Dataset records =>
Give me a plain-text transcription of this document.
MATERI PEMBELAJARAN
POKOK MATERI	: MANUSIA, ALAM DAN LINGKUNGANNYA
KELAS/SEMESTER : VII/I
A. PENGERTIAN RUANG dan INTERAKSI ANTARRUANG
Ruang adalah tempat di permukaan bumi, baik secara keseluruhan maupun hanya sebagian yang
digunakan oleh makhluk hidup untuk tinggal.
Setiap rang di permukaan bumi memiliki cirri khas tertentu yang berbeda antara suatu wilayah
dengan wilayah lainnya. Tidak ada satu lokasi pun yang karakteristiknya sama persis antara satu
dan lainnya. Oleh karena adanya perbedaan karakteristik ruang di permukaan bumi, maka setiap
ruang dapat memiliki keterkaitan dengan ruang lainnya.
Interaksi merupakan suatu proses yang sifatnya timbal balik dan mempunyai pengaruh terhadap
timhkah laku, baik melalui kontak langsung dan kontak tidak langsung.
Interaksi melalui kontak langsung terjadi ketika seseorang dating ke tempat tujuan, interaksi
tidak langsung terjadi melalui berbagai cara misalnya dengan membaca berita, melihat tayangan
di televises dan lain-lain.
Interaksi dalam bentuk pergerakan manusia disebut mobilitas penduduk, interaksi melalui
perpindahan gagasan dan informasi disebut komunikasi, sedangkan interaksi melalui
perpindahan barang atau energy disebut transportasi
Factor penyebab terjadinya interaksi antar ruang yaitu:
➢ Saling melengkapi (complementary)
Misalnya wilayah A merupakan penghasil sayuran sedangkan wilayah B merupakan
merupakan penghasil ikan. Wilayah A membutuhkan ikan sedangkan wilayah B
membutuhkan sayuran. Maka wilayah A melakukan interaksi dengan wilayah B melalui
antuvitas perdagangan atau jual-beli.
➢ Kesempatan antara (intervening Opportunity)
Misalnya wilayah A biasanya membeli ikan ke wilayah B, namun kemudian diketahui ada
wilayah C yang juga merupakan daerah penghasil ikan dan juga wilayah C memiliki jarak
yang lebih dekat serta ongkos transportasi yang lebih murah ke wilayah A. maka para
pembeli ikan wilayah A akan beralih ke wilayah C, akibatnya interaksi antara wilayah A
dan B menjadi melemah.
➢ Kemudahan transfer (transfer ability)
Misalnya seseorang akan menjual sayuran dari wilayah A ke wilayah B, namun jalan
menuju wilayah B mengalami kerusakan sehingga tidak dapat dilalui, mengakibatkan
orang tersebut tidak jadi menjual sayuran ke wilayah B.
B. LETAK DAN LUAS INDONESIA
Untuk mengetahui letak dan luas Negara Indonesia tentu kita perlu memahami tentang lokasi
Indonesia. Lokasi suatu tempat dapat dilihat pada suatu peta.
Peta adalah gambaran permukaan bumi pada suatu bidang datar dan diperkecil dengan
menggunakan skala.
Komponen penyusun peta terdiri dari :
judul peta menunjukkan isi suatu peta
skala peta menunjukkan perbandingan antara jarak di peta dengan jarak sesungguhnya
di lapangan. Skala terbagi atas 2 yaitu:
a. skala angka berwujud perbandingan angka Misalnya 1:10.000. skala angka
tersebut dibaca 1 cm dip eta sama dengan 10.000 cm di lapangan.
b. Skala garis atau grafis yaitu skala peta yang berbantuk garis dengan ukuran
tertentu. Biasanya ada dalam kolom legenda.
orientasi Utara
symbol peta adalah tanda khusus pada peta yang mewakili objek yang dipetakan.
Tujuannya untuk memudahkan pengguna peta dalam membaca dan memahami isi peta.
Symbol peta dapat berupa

INSTRUCTIONS FOR THE TASK =>
Repeat back the data above, exact to the last character.

SOLVED EXERCISE =>
Give me a plain-text transcription of this document.
MATERI PEMBELAJARAN
POKOK MATERI	: MANUSIA, ALAM DAN LINGKUNGANNYA
KELAS/SEMESTER : VII/I
A. PENGERTIAN RUANG dan INTERAKSI ANTARRUANG
Ruang adalah tempat di permukaan bumi, baik secara keseluruhan maupun hanya sebagian yang
digunakan oleh makhluk hidup untuk tinggal.
Setiap rang di permukaan bumi memiliki cirri khas tertentu yang berbeda antara suatu wilayah
dengan wilayah lainnya. Tidak ada satu lokasi pun yang karakteristiknya sama persis antara satu
dan lainnya. Oleh karena adanya perbedaan karakteristik ruang di permukaan bumi, maka setiap
ruang dapat memiliki keterkaitan dengan ruang lainnya.
Interaksi merupakan suatu proses yang sifatnya timbal balik dan mempunyai pengaruh terhadap
timhkah laku, baik melalui kontak langsung dan kontak tidak langsung.
Interaksi melalui kontak langsung terjadi ketika seseorang dating ke tempat tujuan, interaksi
tidak langsung terjadi melalui berbagai cara misalnya dengan membaca berita, melihat tayangan
di televises dan lain-lain.
Interaksi dalam bentuk pergerakan manusia disebut mobilitas penduduk, interaksi melalui
perpindahan gagasan dan informasi disebut komunikasi, sedangkan interaksi melalui
perpindahan barang atau energy disebut transportasi
Factor penyebab terjadinya interaksi antar ruang yaitu:
➢ Saling melengkapi (complementary)
Misalnya wilayah A merupakan penghasil sayuran sedangkan wilayah B merupakan
merupakan penghasil ikan. Wilayah A membutuhkan ikan sedangkan wilayah B
membutuhkan sayuran. Maka wilayah A melakukan interaksi dengan wilayah B melalui
antuvitas perdagangan atau jual-beli.
➢ Kesempatan antara (intervening Opportunity)
Misalnya wilayah A biasanya membeli ikan ke wilayah B, namun kemudian diketahui ada
wilayah C yang juga merupakan daerah penghasil ikan dan juga wilayah C memiliki jarak
yang lebih dekat serta ongkos transportasi yang lebih murah ke wilayah A. maka para
pembeli ikan wilayah A akan beralih ke wilayah C, akibatnya interaksi antara wilayah A
dan B menjadi melemah.
➢ Kemudahan transfer (transfer ability)
Misalnya seseorang akan menjual sayuran dari wilayah A ke wilayah B, namun jalan
menuju wilayah B mengalami kerusakan sehingga tidak dapat dilalui, mengakibatkan
orang tersebut tidak jadi menjual sayuran ke wilayah B.
B. LETAK DAN LUAS INDONESIA
Untuk mengetahui letak dan luas Negara Indonesia tentu kita perlu memahami tentang lokasi
Indonesia. Lokasi suatu tempat dapat dilihat pada suatu peta.
Peta adalah gambaran permukaan bumi pada suatu bidang datar dan diperkecil dengan
menggunakan skala.
Komponen penyusun peta terdiri dari :
judul peta menunjukkan isi suatu peta
skala peta menunjukkan perbandingan antara jarak di peta dengan jarak sesungguhnya
di lapangan. Skala terbagi atas 2 yaitu:
a. skala angka berwujud perbandingan angka Misalnya 1:10.000. skala angka
tersebut dibaca 1 cm dip eta sama dengan 10.000 cm di lapangan.
b. Skala garis atau grafis yaitu skala peta yang berbantuk garis dengan ukuran
tertentu. Biasanya ada dalam kolom legenda.
orientasi Utara
symbol peta adalah tanda khusus pada peta yang mewakili objek yang dipetakan.
Tujuannya untuk memudahkan pengguna peta dalam membaca dan memahami isi peta.
Symbol peta dapat berupa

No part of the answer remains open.